Determine the number of lines in the listing below where the string "BEAUVAIS" occurs; answer with the number alone.

** Start Material supplied **

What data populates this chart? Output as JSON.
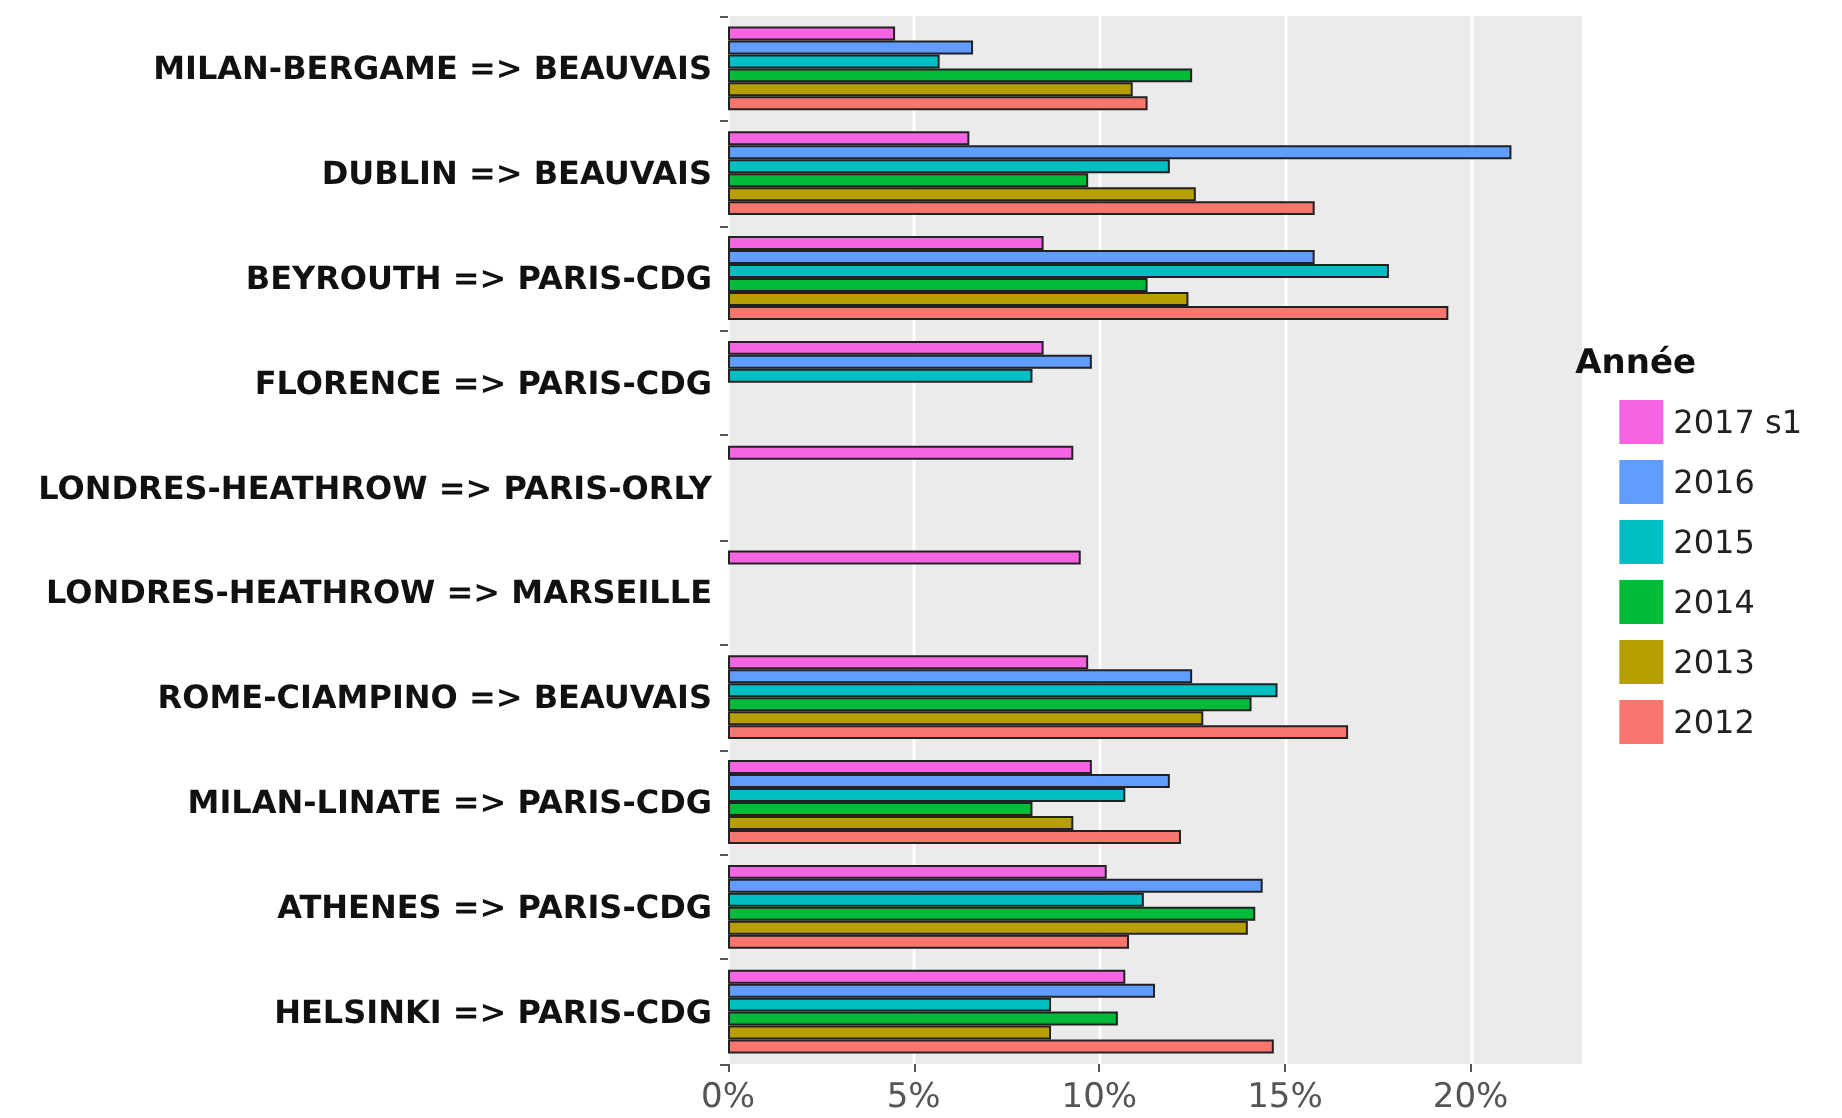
{
  "chart_data": {
    "type": "bar",
    "orientation": "horizontal",
    "legend_title": "Année",
    "legend": "right",
    "grid": "x",
    "categories": [
      "MILAN-BERGAME => BEAUVAIS",
      "DUBLIN => BEAUVAIS",
      "BEYROUTH => PARIS-CDG",
      "FLORENCE => PARIS-CDG",
      "LONDRES-HEATHROW => PARIS-ORLY",
      "LONDRES-HEATHROW => MARSEILLE",
      "ROME-CIAMPINO => BEAUVAIS",
      "MILAN-LINATE => PARIS-CDG",
      "ATHENES => PARIS-CDG",
      "HELSINKI => PARIS-CDG"
    ],
    "xlim": [
      0,
      23
    ],
    "xticks": [
      {
        "value": 0,
        "label": "0%"
      },
      {
        "value": 5,
        "label": "5%"
      },
      {
        "value": 10,
        "label": "10%"
      },
      {
        "value": 15,
        "label": "15%"
      },
      {
        "value": 20,
        "label": "20%"
      }
    ],
    "series": [
      {
        "name": "2017 s1",
        "color": "#f564e3",
        "values": [
          4.5,
          6.5,
          8.5,
          8.5,
          9.3,
          9.5,
          9.7,
          9.8,
          10.2,
          10.7
        ]
      },
      {
        "name": "2016",
        "color": "#619cff",
        "values": [
          6.6,
          21.1,
          15.8,
          9.8,
          null,
          null,
          12.5,
          11.9,
          14.4,
          11.5
        ]
      },
      {
        "name": "2015",
        "color": "#00bfc4",
        "values": [
          5.7,
          11.9,
          17.8,
          8.2,
          null,
          null,
          14.8,
          10.7,
          11.2,
          8.7
        ]
      },
      {
        "name": "2014",
        "color": "#00ba38",
        "values": [
          12.5,
          9.7,
          11.3,
          null,
          null,
          null,
          14.1,
          8.2,
          14.2,
          10.5
        ]
      },
      {
        "name": "2013",
        "color": "#b79f00",
        "values": [
          10.9,
          12.6,
          12.4,
          null,
          null,
          null,
          12.8,
          9.3,
          14.0,
          8.7
        ]
      },
      {
        "name": "2012",
        "color": "#f8766d",
        "values": [
          11.3,
          15.8,
          19.4,
          null,
          null,
          null,
          16.7,
          12.2,
          10.8,
          14.7
        ]
      }
    ]
  }
}
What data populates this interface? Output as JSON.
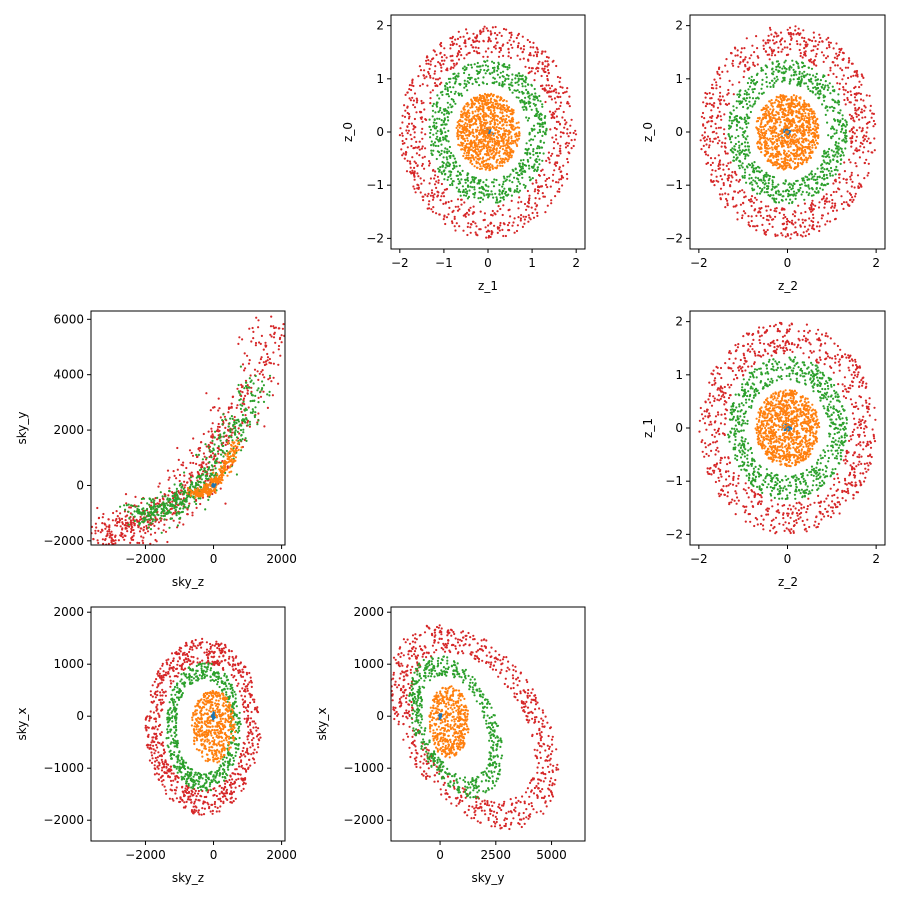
{
  "chart_data": [
    {
      "type": "scatter",
      "id": "z1_vs_z0",
      "xlabel": "z_1",
      "ylabel": "z_0",
      "xlim": [
        -2.2,
        2.2
      ],
      "ylim": [
        -2.2,
        2.2
      ],
      "xticks": [
        -2,
        -1,
        0,
        1,
        2
      ],
      "yticks": [
        -2,
        -1,
        0,
        1,
        2
      ],
      "xtick_labels": [
        "−2",
        "−1",
        "0",
        "1",
        "2"
      ],
      "ytick_labels": [
        "−2",
        "−1",
        "0",
        "1",
        "2"
      ],
      "grid": false,
      "series": [
        {
          "color": "#1f77b4",
          "shape": "core",
          "radius": 0.08,
          "count": 30
        },
        {
          "color": "#ff7f0e",
          "shape": "filled-disk",
          "radius": 0.72,
          "count": 900
        },
        {
          "color": "#2ca02c",
          "shape": "shell",
          "inner_radius": 0.9,
          "outer_radius": 1.35,
          "count": 750
        },
        {
          "color": "#d62728",
          "shape": "shell",
          "inner_radius": 1.4,
          "outer_radius": 2.0,
          "count": 800
        }
      ]
    },
    {
      "type": "scatter",
      "id": "z2_vs_z0",
      "xlabel": "z_2",
      "ylabel": "z_0",
      "xlim": [
        -2.2,
        2.2
      ],
      "ylim": [
        -2.2,
        2.2
      ],
      "xticks": [
        -2,
        -1,
        0,
        1,
        2
      ],
      "yticks": [
        -2,
        -1,
        0,
        1,
        2
      ],
      "xtick_labels": [
        "−2",
        "0",
        "2"
      ],
      "xtick_values_shown": [
        -2,
        0,
        2
      ],
      "ytick_labels": [
        "−2",
        "−1",
        "0",
        "1",
        "2"
      ],
      "grid": false,
      "series": [
        {
          "color": "#1f77b4",
          "shape": "core",
          "radius": 0.08,
          "count": 30
        },
        {
          "color": "#ff7f0e",
          "shape": "filled-disk",
          "radius": 0.72,
          "count": 900
        },
        {
          "color": "#2ca02c",
          "shape": "shell",
          "inner_radius": 0.9,
          "outer_radius": 1.35,
          "count": 750
        },
        {
          "color": "#d62728",
          "shape": "shell",
          "inner_radius": 1.4,
          "outer_radius": 2.0,
          "count": 800
        }
      ]
    },
    {
      "type": "scatter",
      "id": "skyz_vs_skyy",
      "xlabel": "sky_z",
      "ylabel": "sky_y",
      "xlim": [
        -3600,
        2100
      ],
      "ylim": [
        -2150,
        6300
      ],
      "xticks": [
        -2000,
        0,
        2000
      ],
      "yticks": [
        -2000,
        0,
        2000,
        4000,
        6000
      ],
      "xtick_labels": [
        "−2000",
        "0",
        "2000"
      ],
      "ytick_labels": [
        "−2000",
        "0",
        "2000",
        "4000",
        "6000"
      ],
      "grid": false,
      "series": [
        {
          "color": "#d62728",
          "shape": "curve-band",
          "x_range": [
            -3400,
            1800
          ],
          "y_range": [
            -1700,
            5900
          ],
          "count": 700
        },
        {
          "color": "#2ca02c",
          "shape": "curve-band",
          "x_range": [
            -2300,
            1300
          ],
          "y_range": [
            -1000,
            3900
          ],
          "count": 550
        },
        {
          "color": "#ff7f0e",
          "shape": "curve-band",
          "x_range": [
            -600,
            700
          ],
          "y_range": [
            -300,
            1600
          ],
          "count": 300
        },
        {
          "color": "#1f77b4",
          "shape": "core",
          "x_center": 0,
          "y_center": 0,
          "count": 20
        }
      ]
    },
    {
      "type": "scatter",
      "id": "z2_vs_z1",
      "xlabel": "z_2",
      "ylabel": "z_1",
      "xlim": [
        -2.2,
        2.2
      ],
      "ylim": [
        -2.2,
        2.2
      ],
      "xticks": [
        -2,
        0,
        2
      ],
      "yticks": [
        -2,
        -1,
        0,
        1,
        2
      ],
      "xtick_labels": [
        "−2",
        "0",
        "2"
      ],
      "ytick_labels": [
        "−2",
        "−1",
        "0",
        "1",
        "2"
      ],
      "grid": false,
      "series": [
        {
          "color": "#1f77b4",
          "shape": "core",
          "radius": 0.08,
          "count": 30
        },
        {
          "color": "#ff7f0e",
          "shape": "filled-disk",
          "radius": 0.72,
          "count": 900
        },
        {
          "color": "#2ca02c",
          "shape": "shell",
          "inner_radius": 0.9,
          "outer_radius": 1.35,
          "count": 750
        },
        {
          "color": "#d62728",
          "shape": "shell",
          "inner_radius": 1.4,
          "outer_radius": 2.0,
          "count": 800
        }
      ]
    },
    {
      "type": "scatter",
      "id": "skyz_vs_skyx",
      "xlabel": "sky_z",
      "ylabel": "sky_x",
      "xlim": [
        -3600,
        2100
      ],
      "ylim": [
        -2400,
        2100
      ],
      "xticks": [
        -2000,
        0,
        2000
      ],
      "yticks": [
        -2000,
        -1000,
        0,
        1000,
        2000
      ],
      "xtick_labels": [
        "−2000",
        "0",
        "2000"
      ],
      "ytick_labels": [
        "−2000",
        "−1000",
        "0",
        "1000",
        "2000"
      ],
      "grid": false,
      "series": [
        {
          "color": "#d62728",
          "shape": "blob",
          "cx": -300,
          "cy": -200,
          "rx": 1700,
          "ry": 1700,
          "count": 800
        },
        {
          "color": "#2ca02c",
          "shape": "blob",
          "cx": -300,
          "cy": -200,
          "rx": 1100,
          "ry": 1250,
          "count": 600
        },
        {
          "color": "#ff7f0e",
          "shape": "filled-blob",
          "cx": 0,
          "cy": -200,
          "rx": 650,
          "ry": 700,
          "count": 500
        },
        {
          "color": "#1f77b4",
          "shape": "core",
          "x_center": 0,
          "y_center": 0,
          "count": 20
        }
      ]
    },
    {
      "type": "scatter",
      "id": "skyy_vs_skyx",
      "xlabel": "sky_y",
      "ylabel": "sky_x",
      "xlim": [
        -2200,
        6500
      ],
      "ylim": [
        -2400,
        2100
      ],
      "xticks": [
        0,
        2500,
        5000
      ],
      "yticks": [
        -2000,
        -1000,
        0,
        1000,
        2000
      ],
      "xtick_labels": [
        "0",
        "2500",
        "5000"
      ],
      "ytick_labels": [
        "−2000",
        "−1000",
        "0",
        "1000",
        "2000"
      ],
      "grid": false,
      "series": [
        {
          "color": "#d62728",
          "shape": "wedge",
          "cx": 1500,
          "cy": -200,
          "rx": 3800,
          "ry": 1800,
          "count": 750
        },
        {
          "color": "#2ca02c",
          "shape": "wedge",
          "cx": 700,
          "cy": -200,
          "rx": 2100,
          "ry": 1250,
          "count": 550
        },
        {
          "color": "#ff7f0e",
          "shape": "filled-blob",
          "cx": 400,
          "cy": -100,
          "rx": 900,
          "ry": 700,
          "count": 450
        },
        {
          "color": "#1f77b4",
          "shape": "core",
          "x_center": 0,
          "y_center": 0,
          "count": 20
        }
      ]
    }
  ]
}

** End Material supplied **

» **Written response**:
3